# What is expected
Collect each line of the entries that holds the string "this".

# Extracted information
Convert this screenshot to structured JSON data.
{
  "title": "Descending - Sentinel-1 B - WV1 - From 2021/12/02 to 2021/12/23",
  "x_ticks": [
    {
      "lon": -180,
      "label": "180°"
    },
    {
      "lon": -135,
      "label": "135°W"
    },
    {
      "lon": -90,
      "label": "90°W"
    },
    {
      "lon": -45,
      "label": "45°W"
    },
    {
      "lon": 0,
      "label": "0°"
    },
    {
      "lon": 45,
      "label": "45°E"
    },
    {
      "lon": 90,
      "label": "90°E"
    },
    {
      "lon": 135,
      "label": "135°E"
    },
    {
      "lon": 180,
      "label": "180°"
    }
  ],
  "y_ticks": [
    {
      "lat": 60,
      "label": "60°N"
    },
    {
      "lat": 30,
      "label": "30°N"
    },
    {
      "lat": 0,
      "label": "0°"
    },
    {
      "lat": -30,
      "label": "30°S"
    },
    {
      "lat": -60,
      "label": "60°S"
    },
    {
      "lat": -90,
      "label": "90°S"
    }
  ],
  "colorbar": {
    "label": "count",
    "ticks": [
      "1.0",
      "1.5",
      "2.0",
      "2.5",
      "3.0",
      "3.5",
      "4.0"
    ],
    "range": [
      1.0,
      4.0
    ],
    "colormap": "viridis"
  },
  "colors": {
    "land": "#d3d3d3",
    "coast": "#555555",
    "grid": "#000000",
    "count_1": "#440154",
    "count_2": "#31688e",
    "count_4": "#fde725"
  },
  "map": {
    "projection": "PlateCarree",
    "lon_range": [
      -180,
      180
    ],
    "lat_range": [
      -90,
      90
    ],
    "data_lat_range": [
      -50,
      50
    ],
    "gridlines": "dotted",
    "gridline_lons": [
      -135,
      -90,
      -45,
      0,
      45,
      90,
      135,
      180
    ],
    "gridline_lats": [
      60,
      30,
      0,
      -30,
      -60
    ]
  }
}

==

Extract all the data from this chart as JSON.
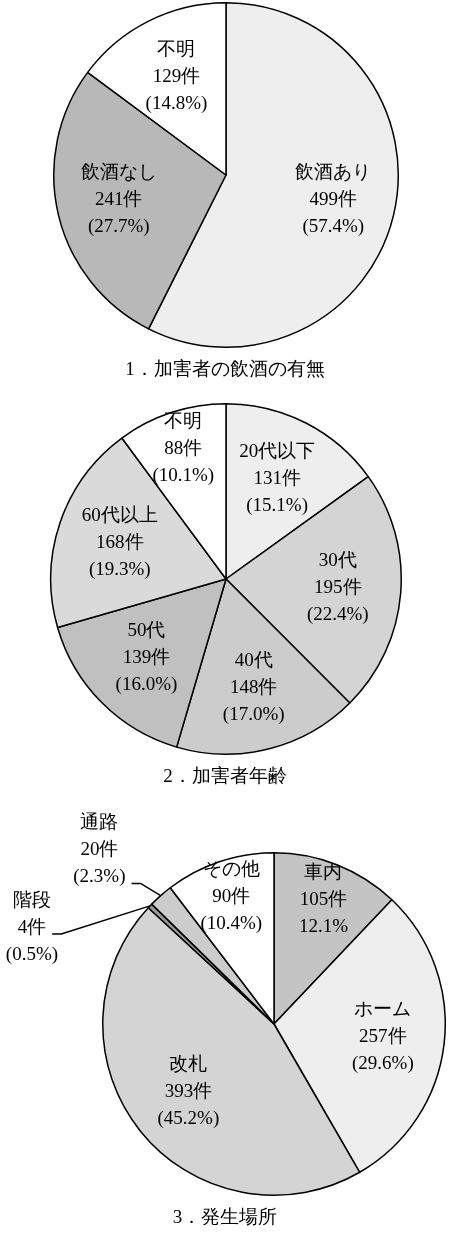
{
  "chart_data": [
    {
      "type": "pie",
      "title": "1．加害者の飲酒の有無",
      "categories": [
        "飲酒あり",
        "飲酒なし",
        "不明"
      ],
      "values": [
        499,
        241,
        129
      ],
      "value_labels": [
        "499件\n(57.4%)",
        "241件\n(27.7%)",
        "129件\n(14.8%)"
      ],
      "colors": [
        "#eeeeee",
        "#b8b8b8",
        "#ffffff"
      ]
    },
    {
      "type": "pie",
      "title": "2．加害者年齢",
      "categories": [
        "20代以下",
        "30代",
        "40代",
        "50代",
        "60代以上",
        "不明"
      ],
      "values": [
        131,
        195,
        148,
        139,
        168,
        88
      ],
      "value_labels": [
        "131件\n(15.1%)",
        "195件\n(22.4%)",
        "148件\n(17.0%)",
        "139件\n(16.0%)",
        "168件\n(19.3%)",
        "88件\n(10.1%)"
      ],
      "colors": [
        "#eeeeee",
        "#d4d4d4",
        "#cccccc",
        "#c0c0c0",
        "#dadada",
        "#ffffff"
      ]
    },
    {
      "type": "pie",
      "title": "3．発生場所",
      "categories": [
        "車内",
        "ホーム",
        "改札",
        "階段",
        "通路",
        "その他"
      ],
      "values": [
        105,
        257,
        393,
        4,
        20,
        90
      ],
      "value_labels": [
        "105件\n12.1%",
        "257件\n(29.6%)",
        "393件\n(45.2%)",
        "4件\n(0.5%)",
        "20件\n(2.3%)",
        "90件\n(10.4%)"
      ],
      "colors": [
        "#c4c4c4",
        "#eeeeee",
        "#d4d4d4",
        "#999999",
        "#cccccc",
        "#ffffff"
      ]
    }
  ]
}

---

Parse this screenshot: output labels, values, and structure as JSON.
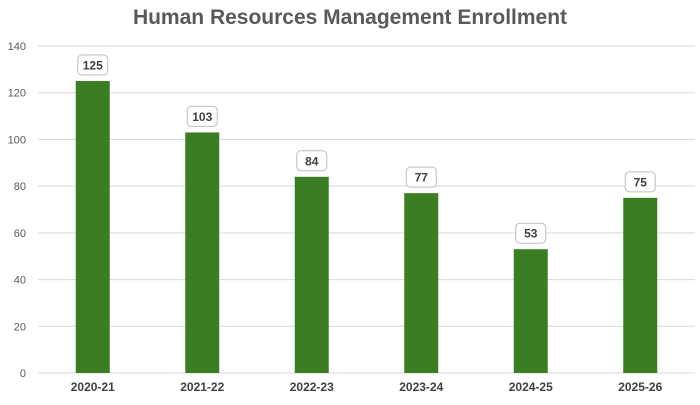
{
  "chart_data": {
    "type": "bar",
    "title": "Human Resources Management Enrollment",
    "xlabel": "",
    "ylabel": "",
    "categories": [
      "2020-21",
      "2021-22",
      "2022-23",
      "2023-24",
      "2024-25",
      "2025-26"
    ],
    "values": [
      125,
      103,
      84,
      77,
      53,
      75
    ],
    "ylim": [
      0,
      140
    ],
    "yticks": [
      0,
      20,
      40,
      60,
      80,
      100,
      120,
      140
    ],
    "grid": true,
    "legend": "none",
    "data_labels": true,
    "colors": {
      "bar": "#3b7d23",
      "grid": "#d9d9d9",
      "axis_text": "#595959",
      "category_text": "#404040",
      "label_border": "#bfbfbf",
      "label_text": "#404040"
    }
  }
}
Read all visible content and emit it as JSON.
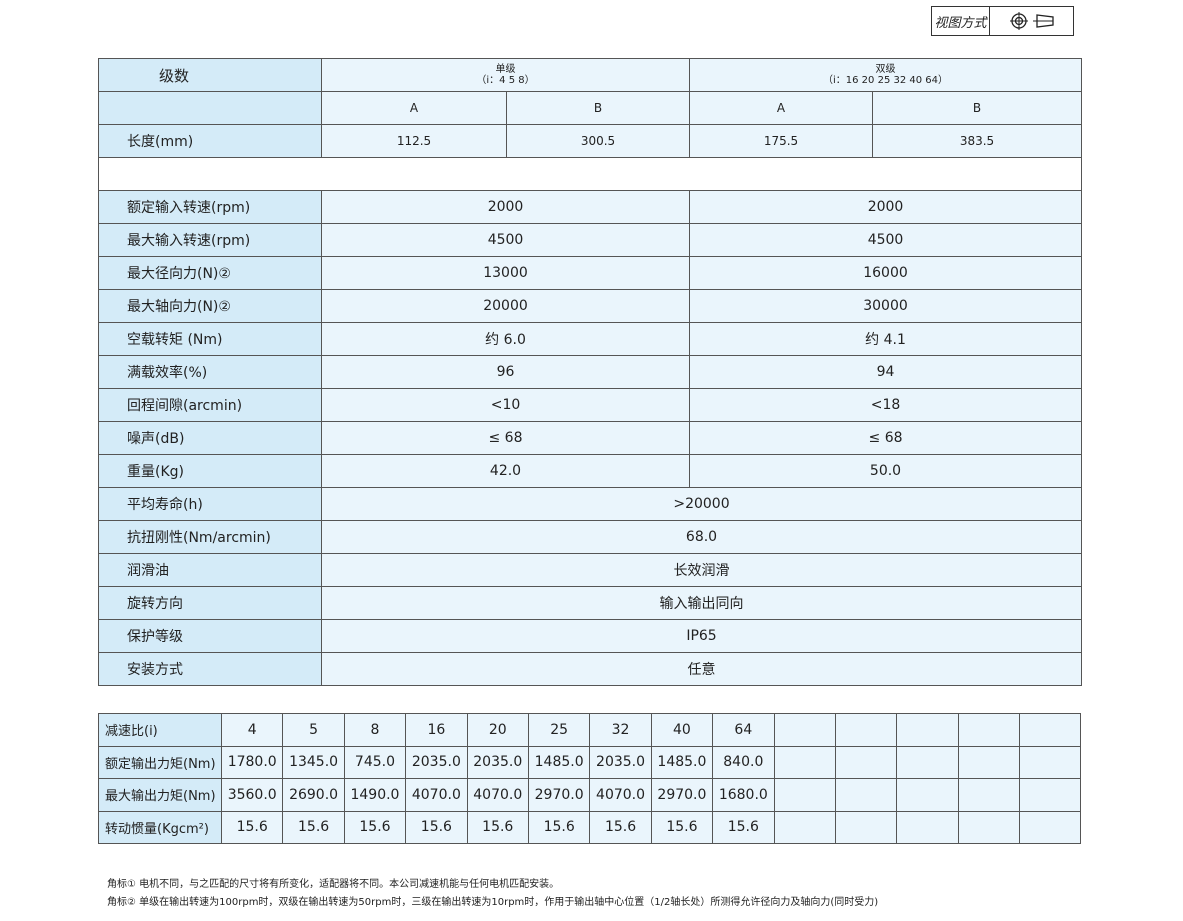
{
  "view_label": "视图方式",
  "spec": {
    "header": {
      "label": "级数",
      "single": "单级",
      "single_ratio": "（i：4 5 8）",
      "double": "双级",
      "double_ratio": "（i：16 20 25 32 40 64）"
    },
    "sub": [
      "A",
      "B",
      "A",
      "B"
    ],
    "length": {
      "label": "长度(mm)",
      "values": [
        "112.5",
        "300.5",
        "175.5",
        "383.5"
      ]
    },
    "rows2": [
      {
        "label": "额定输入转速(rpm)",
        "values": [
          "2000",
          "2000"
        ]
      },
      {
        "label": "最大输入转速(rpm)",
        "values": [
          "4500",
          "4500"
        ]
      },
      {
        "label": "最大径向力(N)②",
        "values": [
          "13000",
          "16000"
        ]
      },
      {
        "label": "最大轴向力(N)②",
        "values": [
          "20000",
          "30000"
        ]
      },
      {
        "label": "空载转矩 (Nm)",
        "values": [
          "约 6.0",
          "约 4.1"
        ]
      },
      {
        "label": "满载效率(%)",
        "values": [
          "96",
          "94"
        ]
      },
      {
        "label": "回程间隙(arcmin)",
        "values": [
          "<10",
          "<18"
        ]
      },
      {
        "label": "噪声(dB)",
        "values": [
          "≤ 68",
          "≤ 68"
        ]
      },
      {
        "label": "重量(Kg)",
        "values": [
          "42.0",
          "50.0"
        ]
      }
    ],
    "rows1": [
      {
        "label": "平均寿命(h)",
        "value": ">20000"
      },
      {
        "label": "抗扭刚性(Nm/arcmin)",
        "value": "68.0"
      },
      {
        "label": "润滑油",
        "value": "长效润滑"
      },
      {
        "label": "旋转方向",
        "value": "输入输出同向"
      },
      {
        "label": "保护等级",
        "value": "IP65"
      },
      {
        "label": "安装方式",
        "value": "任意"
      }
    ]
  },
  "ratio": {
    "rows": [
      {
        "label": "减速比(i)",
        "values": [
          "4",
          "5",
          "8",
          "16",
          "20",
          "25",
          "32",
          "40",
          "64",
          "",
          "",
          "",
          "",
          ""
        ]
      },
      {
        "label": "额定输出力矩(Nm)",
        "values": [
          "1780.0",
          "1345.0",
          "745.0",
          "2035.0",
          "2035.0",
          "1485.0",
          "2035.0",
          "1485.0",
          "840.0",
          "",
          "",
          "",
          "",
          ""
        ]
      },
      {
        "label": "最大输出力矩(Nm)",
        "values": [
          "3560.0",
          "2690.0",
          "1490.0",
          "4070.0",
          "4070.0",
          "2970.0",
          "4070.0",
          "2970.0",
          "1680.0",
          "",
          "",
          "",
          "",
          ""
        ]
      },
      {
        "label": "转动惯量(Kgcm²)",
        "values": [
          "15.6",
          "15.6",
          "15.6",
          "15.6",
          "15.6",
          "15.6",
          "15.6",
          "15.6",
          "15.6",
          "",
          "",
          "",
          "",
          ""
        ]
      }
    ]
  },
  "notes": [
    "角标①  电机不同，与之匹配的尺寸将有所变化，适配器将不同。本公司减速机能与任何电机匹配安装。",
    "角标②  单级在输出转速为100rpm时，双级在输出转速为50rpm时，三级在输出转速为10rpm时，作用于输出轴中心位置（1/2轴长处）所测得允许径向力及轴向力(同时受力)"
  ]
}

# Written solution
Convert this screenshot to structured JSON data.
Extract all the data from this chart as JSON.
Parse this screenshot: output labels, values, and structure as JSON.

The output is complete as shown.